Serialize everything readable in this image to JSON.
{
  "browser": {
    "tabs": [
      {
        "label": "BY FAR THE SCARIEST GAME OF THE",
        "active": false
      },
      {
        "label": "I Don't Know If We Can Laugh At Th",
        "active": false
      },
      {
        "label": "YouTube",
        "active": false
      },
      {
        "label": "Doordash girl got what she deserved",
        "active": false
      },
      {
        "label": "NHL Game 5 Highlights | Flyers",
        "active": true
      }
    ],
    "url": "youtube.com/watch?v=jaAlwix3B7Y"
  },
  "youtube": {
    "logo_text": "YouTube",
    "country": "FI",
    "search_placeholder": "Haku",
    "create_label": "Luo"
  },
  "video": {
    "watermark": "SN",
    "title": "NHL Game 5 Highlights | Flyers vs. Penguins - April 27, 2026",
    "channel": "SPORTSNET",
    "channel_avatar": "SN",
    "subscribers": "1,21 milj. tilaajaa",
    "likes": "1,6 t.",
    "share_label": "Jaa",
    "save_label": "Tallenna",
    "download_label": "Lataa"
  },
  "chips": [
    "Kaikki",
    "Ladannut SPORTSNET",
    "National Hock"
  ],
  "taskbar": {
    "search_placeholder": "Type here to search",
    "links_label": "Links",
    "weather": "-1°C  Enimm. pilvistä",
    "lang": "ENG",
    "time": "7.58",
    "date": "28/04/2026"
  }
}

━━━━━━━━━━━━━━━━━━━━━━━━━━━━━━

Extract all of the data shown above without alteration.

**Written response**
Serialize everything readable in this image to JSON.
{
  "browser": {
    "tabs": [
      {
        "label": "BY FAR THE SCARIEST GAME OF THE",
        "active": false
      },
      {
        "label": "I Don't Know If We Can Laugh At Th",
        "active": false
      },
      {
        "label": "YouTube",
        "active": false
      },
      {
        "label": "Doordash girl got what she deserved",
        "active": false
      },
      {
        "label": "NHL Game 5 Highlights | Flyers",
        "active": true
      }
    ],
    "url": "youtube.com/watch?v=jaAlwix3B7Y"
  },
  "youtube": {
    "logo_text": "YouTube",
    "country": "FI",
    "search_placeholder": "Haku",
    "create_label": "Luo"
  },
  "video": {
    "watermark": "SN",
    "title": "NHL Game 5 Highlights | Flyers vs. Penguins - April 27, 2026",
    "channel": "SPORTSNET",
    "channel_avatar": "SN",
    "subscribers": "1,21 milj. tilaajaa",
    "likes": "1,6 t.",
    "share_label": "Jaa",
    "save_label": "Tallenna",
    "download_label": "Lataa"
  },
  "chips": [
    "Kaikki",
    "Ladannut SPORTSNET",
    "National Hock"
  ],
  "taskbar": {
    "search_placeholder": "Type here to search",
    "links_label": "Links",
    "weather": "-1°C  Enimm. pilvistä",
    "lang": "ENG",
    "time": "7.58",
    "date": "28/04/2026"
  }
}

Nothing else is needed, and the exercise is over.